How many lines of the material below contain the string "ГАЗОБЕТОН"? Reply with the number alone.

§ **Information provided**
━━━

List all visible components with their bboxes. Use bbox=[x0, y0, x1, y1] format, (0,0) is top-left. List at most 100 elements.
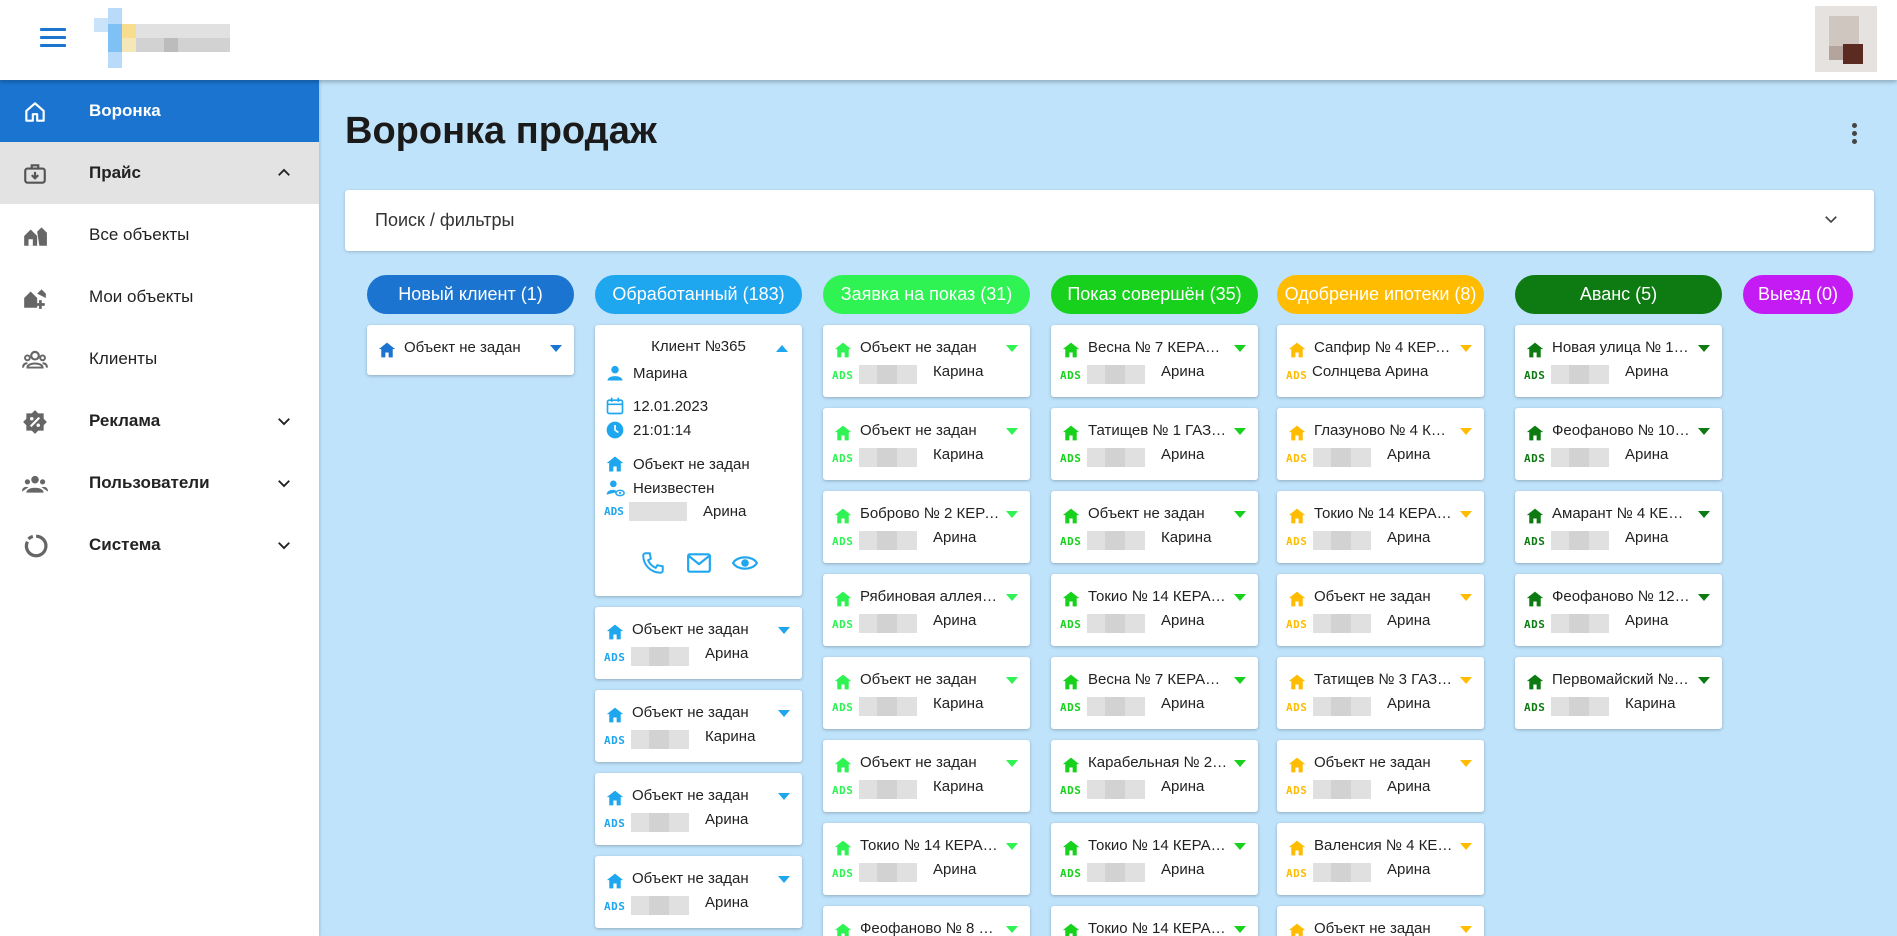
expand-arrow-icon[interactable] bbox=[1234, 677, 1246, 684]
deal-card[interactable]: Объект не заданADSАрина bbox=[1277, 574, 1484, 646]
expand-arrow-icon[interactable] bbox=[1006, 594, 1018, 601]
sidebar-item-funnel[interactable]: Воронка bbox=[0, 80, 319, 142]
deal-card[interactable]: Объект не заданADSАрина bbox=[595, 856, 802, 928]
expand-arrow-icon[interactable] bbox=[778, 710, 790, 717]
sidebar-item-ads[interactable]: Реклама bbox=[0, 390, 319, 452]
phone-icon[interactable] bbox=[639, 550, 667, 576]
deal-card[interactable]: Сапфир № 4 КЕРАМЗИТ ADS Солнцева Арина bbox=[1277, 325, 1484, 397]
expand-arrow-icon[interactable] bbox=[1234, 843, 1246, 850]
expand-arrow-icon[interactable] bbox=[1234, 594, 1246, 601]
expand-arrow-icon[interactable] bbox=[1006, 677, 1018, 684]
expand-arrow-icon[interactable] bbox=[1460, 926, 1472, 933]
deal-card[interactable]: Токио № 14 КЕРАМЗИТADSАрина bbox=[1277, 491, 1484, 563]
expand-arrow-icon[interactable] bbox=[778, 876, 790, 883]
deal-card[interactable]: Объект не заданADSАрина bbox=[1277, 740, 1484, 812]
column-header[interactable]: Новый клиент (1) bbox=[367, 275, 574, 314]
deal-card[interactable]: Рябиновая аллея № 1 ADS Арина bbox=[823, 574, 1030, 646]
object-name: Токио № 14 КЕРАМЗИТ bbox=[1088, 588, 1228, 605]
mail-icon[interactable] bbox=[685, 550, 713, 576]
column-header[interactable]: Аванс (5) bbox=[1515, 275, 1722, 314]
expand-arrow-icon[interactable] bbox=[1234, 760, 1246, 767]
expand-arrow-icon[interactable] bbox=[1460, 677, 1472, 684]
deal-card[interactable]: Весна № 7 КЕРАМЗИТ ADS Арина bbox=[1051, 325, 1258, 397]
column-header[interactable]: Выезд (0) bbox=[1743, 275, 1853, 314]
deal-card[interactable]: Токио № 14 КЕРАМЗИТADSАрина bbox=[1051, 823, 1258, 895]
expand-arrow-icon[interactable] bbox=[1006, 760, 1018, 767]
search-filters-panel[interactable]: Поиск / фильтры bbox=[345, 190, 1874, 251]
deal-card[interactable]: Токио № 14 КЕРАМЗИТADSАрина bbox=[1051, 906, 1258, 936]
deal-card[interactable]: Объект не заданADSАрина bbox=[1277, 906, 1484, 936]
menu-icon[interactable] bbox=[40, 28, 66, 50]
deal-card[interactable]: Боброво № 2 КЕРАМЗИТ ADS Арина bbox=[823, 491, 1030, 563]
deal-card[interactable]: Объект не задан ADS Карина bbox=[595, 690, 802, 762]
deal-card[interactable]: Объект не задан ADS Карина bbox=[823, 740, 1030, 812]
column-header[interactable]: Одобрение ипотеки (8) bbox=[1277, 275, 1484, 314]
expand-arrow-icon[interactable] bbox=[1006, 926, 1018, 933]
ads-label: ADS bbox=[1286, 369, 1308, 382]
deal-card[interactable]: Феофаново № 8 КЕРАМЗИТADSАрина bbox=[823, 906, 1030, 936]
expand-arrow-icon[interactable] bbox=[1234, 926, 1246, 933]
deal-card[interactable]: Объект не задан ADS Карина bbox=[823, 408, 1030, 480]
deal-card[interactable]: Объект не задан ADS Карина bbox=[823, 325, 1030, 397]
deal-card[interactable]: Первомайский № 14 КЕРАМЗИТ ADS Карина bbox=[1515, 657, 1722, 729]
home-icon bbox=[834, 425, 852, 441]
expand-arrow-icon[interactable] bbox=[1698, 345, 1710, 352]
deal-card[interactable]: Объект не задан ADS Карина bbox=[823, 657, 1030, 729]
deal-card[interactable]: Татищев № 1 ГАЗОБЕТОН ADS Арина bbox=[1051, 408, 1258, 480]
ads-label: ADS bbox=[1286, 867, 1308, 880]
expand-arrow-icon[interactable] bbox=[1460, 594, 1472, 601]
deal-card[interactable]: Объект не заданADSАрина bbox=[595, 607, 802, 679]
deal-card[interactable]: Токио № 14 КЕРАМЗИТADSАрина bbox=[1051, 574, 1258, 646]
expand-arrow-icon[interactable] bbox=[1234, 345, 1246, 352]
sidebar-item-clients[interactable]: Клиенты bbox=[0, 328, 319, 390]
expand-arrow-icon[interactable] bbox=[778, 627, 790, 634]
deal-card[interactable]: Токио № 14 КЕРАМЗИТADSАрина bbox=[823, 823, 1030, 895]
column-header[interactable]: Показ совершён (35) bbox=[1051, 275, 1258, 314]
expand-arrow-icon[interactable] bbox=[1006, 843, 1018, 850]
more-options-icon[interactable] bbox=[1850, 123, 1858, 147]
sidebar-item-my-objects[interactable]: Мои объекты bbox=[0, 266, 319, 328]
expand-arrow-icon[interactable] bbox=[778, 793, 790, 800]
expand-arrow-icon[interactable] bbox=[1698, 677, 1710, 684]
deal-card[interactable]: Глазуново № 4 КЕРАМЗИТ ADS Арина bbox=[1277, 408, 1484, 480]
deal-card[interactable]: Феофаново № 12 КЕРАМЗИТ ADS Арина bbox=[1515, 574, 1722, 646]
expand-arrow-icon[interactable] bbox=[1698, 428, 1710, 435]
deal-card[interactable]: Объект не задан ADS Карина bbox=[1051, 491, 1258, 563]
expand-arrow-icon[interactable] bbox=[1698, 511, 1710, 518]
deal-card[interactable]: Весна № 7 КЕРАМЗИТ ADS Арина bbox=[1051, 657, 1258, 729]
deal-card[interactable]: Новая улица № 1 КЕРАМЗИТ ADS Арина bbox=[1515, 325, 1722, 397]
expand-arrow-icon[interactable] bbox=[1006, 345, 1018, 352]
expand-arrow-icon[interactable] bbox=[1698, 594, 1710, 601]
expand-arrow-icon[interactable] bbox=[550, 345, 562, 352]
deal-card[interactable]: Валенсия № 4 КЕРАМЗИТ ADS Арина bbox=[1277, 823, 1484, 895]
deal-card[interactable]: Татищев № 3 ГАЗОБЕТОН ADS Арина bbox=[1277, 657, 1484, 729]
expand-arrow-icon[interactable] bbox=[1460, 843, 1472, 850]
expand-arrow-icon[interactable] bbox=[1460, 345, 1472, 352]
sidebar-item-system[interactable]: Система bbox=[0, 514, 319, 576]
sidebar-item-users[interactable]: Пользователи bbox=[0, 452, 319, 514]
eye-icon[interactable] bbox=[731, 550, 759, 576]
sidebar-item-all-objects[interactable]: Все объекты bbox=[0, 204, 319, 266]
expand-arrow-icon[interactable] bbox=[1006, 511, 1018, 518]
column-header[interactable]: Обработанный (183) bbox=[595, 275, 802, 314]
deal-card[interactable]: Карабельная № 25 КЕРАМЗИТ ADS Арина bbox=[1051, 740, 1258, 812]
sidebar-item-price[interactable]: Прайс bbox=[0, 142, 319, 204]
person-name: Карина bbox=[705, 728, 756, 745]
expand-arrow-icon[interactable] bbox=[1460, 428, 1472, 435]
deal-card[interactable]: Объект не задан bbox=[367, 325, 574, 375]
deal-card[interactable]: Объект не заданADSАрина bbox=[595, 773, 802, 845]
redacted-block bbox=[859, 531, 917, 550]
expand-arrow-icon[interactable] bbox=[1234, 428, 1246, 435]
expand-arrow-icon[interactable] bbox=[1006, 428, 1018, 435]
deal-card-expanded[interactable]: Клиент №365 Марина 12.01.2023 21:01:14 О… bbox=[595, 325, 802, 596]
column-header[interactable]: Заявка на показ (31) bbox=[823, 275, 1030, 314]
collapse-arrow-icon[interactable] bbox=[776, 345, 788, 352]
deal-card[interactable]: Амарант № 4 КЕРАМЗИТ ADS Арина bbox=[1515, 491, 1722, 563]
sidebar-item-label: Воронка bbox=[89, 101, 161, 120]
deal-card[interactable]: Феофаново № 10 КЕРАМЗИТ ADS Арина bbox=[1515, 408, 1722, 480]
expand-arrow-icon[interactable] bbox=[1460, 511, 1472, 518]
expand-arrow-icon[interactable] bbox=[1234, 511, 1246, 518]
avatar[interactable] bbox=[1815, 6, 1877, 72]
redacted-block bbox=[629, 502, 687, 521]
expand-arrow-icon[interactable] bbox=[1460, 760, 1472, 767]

━━━

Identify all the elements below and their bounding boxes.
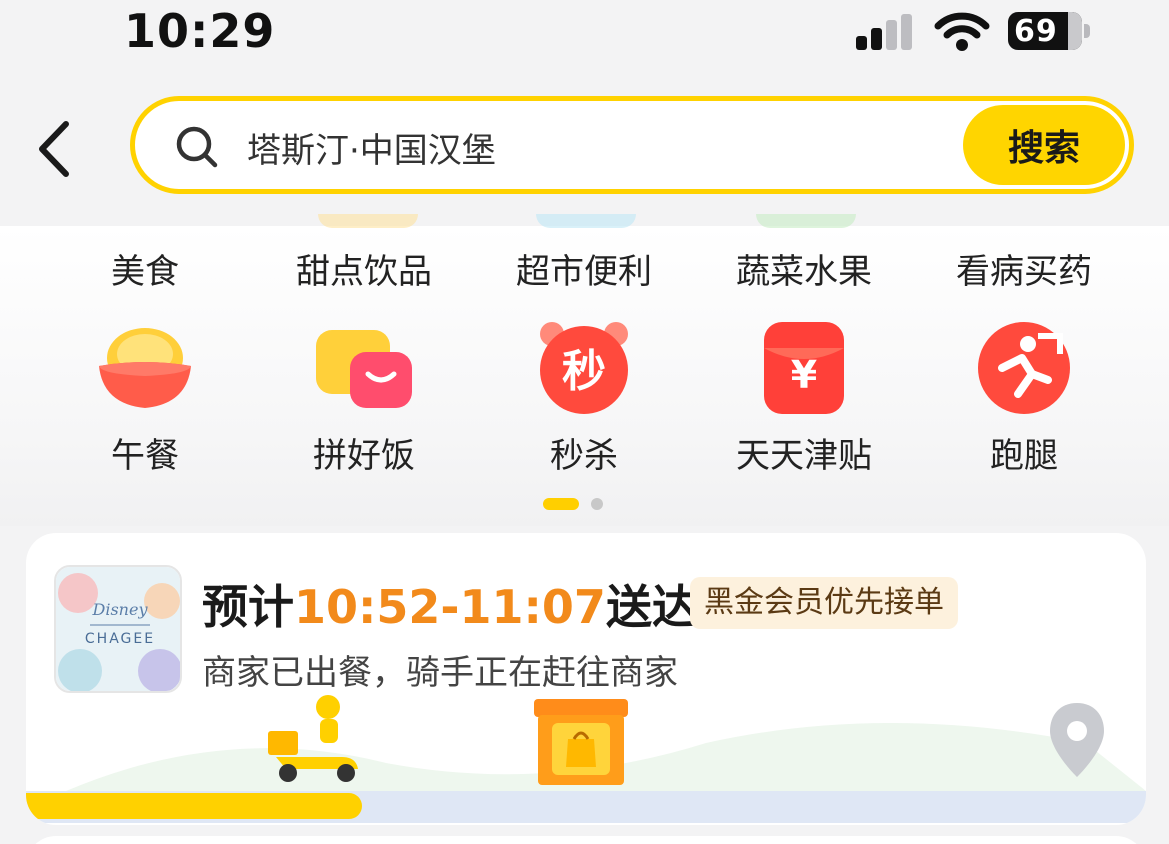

━━━

§ **Result of this task**
2